◆ **Given exercise**
Output the data exactly, with every line intact.

(Extracted data entries)

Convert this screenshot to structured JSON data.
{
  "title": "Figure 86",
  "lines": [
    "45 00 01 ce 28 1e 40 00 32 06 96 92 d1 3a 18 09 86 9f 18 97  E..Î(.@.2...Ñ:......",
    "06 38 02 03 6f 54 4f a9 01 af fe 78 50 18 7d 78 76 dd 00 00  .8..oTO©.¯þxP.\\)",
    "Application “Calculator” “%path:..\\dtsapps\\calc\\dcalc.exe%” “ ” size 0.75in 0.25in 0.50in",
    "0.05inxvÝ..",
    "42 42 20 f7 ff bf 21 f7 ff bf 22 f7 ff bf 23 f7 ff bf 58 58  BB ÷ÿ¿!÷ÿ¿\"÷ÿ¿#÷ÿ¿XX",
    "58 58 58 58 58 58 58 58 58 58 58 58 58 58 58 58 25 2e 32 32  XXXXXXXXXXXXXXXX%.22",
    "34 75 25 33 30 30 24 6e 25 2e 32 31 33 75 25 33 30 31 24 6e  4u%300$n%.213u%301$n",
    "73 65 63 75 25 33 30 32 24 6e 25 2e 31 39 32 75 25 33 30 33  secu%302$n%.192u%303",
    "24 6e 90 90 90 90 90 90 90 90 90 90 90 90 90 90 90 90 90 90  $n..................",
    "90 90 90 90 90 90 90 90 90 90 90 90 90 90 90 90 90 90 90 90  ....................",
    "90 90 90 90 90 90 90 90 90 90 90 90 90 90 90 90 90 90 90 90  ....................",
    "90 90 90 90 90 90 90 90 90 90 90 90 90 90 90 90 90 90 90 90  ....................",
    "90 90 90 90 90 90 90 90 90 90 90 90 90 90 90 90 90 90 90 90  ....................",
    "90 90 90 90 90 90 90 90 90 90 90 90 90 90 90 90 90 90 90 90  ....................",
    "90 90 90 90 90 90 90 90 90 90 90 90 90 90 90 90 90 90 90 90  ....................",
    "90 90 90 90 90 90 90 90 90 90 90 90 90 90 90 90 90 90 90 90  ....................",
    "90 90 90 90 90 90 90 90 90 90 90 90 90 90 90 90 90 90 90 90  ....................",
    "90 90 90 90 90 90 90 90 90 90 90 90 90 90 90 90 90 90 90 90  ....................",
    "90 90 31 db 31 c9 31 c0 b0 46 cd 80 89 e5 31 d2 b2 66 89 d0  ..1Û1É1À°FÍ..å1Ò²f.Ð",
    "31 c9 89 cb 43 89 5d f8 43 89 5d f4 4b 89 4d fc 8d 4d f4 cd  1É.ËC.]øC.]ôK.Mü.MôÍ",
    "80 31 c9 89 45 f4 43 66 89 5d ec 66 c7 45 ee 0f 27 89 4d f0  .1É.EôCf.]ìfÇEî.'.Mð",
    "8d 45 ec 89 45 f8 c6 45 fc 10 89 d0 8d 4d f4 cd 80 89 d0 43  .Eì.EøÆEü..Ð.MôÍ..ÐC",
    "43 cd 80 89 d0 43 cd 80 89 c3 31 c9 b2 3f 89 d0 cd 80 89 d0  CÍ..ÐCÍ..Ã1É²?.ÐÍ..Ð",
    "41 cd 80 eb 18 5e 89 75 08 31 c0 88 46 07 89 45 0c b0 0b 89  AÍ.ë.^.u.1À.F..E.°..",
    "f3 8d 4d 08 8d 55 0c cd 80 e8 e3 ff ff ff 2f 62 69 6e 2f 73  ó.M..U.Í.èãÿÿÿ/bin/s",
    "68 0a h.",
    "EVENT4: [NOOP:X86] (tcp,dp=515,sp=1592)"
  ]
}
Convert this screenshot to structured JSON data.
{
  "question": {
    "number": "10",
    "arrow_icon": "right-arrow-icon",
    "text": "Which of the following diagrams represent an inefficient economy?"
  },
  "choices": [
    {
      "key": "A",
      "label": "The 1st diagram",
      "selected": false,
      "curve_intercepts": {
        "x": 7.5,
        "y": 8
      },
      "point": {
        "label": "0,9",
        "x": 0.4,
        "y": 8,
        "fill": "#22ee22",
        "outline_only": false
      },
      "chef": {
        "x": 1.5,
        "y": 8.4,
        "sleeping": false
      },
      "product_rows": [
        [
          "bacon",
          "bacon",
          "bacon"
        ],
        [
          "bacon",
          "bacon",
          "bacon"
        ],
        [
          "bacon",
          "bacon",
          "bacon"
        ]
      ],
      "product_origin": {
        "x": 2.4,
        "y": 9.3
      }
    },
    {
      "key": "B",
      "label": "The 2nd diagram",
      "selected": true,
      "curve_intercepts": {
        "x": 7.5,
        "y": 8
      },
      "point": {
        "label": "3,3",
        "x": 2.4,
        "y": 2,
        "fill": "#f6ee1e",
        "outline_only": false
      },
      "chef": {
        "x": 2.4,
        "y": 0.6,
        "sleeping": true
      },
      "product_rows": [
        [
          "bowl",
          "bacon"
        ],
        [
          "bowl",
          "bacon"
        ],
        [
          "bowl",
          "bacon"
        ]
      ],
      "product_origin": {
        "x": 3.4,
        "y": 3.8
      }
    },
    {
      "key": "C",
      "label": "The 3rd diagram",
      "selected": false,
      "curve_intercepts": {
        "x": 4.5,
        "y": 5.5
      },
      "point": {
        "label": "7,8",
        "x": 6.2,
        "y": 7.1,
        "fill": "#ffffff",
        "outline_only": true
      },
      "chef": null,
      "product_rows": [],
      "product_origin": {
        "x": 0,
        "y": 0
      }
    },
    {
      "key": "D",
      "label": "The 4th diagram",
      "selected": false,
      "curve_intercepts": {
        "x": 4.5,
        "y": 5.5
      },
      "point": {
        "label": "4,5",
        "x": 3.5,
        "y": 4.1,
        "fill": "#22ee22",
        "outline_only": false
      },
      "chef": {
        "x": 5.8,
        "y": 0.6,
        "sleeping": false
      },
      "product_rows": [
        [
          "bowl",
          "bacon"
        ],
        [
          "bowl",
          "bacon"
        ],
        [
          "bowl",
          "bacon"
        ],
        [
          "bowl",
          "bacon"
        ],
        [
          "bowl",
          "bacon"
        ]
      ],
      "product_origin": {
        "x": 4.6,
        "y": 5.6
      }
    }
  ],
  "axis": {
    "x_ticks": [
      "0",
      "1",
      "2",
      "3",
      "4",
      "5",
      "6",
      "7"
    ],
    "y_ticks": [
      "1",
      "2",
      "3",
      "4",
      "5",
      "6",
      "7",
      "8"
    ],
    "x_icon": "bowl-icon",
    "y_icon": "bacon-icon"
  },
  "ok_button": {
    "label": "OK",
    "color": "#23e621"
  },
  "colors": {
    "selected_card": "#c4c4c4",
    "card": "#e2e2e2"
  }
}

◆ **Solution to this exercise**
Convert this screenshot to structured JSON data.
{
  "title": "Figure 86",
  "lines": [
    "45 00 01 ce 28 1e 40 00 32 06 96 92 d1 3a 18 09 86 9f 18 97  E..Î(.@.2...Ñ:......",
    "06 38 02 03 6f 54 4f a9 01 af fe 78 50 18 7d 78 76 dd 00 00  .8..oTO©.¯þxP.\\)",
    "Application “Calculator” “%path:..\\dtsapps\\calc\\dcalc.exe%” “ ” size 0.75in 0.25in 0.50in",
    "0.05inxvÝ..",
    "42 42 20 f7 ff bf 21 f7 ff bf 22 f7 ff bf 23 f7 ff bf 58 58  BB ÷ÿ¿!÷ÿ¿\"÷ÿ¿#÷ÿ¿XX",
    "58 58 58 58 58 58 58 58 58 58 58 58 58 58 58 58 25 2e 32 32  XXXXXXXXXXXXXXXX%.22",
    "34 75 25 33 30 30 24 6e 25 2e 32 31 33 75 25 33 30 31 24 6e  4u%300$n%.213u%301$n",
    "73 65 63 75 25 33 30 32 24 6e 25 2e 31 39 32 75 25 33 30 33  secu%302$n%.192u%303",
    "24 6e 90 90 90 90 90 90 90 90 90 90 90 90 90 90 90 90 90 90  $n..................",
    "90 90 90 90 90 90 90 90 90 90 90 90 90 90 90 90 90 90 90 90  ....................",
    "90 90 90 90 90 90 90 90 90 90 90 90 90 90 90 90 90 90 90 90  ....................",
    "90 90 90 90 90 90 90 90 90 90 90 90 90 90 90 90 90 90 90 90  ....................",
    "90 90 90 90 90 90 90 90 90 90 90 90 90 90 90 90 90 90 90 90  ....................",
    "90 90 90 90 90 90 90 90 90 90 90 90 90 90 90 90 90 90 90 90  ....................",
    "90 90 90 90 90 90 90 90 90 90 90 90 90 90 90 90 90 90 90 90  ....................",
    "90 90 90 90 90 90 90 90 90 90 90 90 90 90 90 90 90 90 90 90  ....................",
    "90 90 90 90 90 90 90 90 90 90 90 90 90 90 90 90 90 90 90 90  ....................",
    "90 90 90 90 90 90 90 90 90 90 90 90 90 90 90 90 90 90 90 90  ....................",
    "90 90 31 db 31 c9 31 c0 b0 46 cd 80 89 e5 31 d2 b2 66 89 d0  ..1Û1É1À°FÍ..å1Ò²f.Ð",
    "31 c9 89 cb 43 89 5d f8 43 89 5d f4 4b 89 4d fc 8d 4d f4 cd  1É.ËC.]øC.]ôK.Mü.MôÍ",
    "80 31 c9 89 45 f4 43 66 89 5d ec 66 c7 45 ee 0f 27 89 4d f0  .1É.EôCf.]ìfÇEî.'.Mð",
    "8d 45 ec 89 45 f8 c6 45 fc 10 89 d0 8d 4d f4 cd 80 89 d0 43  .Eì.EøÆEü..Ð.MôÍ..ÐC",
    "43 cd 80 89 d0 43 cd 80 89 c3 31 c9 b2 3f 89 d0 cd 80 89 d0  CÍ..ÐCÍ..Ã1É²?.ÐÍ..Ð",
    "41 cd 80 eb 18 5e 89 75 08 31 c0 88 46 07 89 45 0c b0 0b 89  AÍ.ë.^.u.1À.F..E.°..",
    "f3 8d 4d 08 8d 55 0c cd 80 e8 e3 ff ff ff 2f 62 69 6e 2f 73  ó.M..U.Í.èãÿÿÿ/bin/s",
    "68 0a h.",
    "EVENT4: [NOOP:X86] (tcp,dp=515,sp=1592)"
  ]
}
Convert this screenshot to structured JSON data.
{
  "question": {
    "number": "10",
    "arrow_icon": "right-arrow-icon",
    "text": "Which of the following diagrams represent an inefficient economy?"
  },
  "choices": [
    {
      "key": "A",
      "label": "The 1st diagram",
      "selected": false,
      "curve_intercepts": {
        "x": 7.5,
        "y": 8
      },
      "point": {
        "label": "0,9",
        "x": 0.4,
        "y": 8,
        "fill": "#22ee22",
        "outline_only": false
      },
      "chef": {
        "x": 1.5,
        "y": 8.4,
        "sleeping": false
      },
      "product_rows": [
        [
          "bacon",
          "bacon",
          "bacon"
        ],
        [
          "bacon",
          "bacon",
          "bacon"
        ],
        [
          "bacon",
          "bacon",
          "bacon"
        ]
      ],
      "product_origin": {
        "x": 2.4,
        "y": 9.3
      }
    },
    {
      "key": "B",
      "label": "The 2nd diagram",
      "selected": true,
      "curve_intercepts": {
        "x": 7.5,
        "y": 8
      },
      "point": {
        "label": "3,3",
        "x": 2.4,
        "y": 2,
        "fill": "#f6ee1e",
        "outline_only": false
      },
      "chef": {
        "x": 2.4,
        "y": 0.6,
        "sleeping": true
      },
      "product_rows": [
        [
          "bowl",
          "bacon"
        ],
        [
          "bowl",
          "bacon"
        ],
        [
          "bowl",
          "bacon"
        ]
      ],
      "product_origin": {
        "x": 3.4,
        "y": 3.8
      }
    },
    {
      "key": "C",
      "label": "The 3rd diagram",
      "selected": false,
      "curve_intercepts": {
        "x": 4.5,
        "y": 5.5
      },
      "point": {
        "label": "7,8",
        "x": 6.2,
        "y": 7.1,
        "fill": "#ffffff",
        "outline_only": true
      },
      "chef": null,
      "product_rows": [],
      "product_origin": {
        "x": 0,
        "y": 0
      }
    },
    {
      "key": "D",
      "label": "The 4th diagram",
      "selected": false,
      "curve_intercepts": {
        "x": 4.5,
        "y": 5.5
      },
      "point": {
        "label": "4,5",
        "x": 3.5,
        "y": 4.1,
        "fill": "#22ee22",
        "outline_only": false
      },
      "chef": {
        "x": 5.8,
        "y": 0.6,
        "sleeping": false
      },
      "product_rows": [
        [
          "bowl",
          "bacon"
        ],
        [
          "bowl",
          "bacon"
        ],
        [
          "bowl",
          "bacon"
        ],
        [
          "bowl",
          "bacon"
        ],
        [
          "bowl",
          "bacon"
        ]
      ],
      "product_origin": {
        "x": 4.6,
        "y": 5.6
      }
    }
  ],
  "axis": {
    "x_ticks": [
      "0",
      "1",
      "2",
      "3",
      "4",
      "5",
      "6",
      "7"
    ],
    "y_ticks": [
      "1",
      "2",
      "3",
      "4",
      "5",
      "6",
      "7",
      "8"
    ],
    "x_icon": "bowl-icon",
    "y_icon": "bacon-icon"
  },
  "ok_button": {
    "label": "OK",
    "color": "#23e621"
  },
  "colors": {
    "selected_card": "#c4c4c4",
    "card": "#e2e2e2"
  }
}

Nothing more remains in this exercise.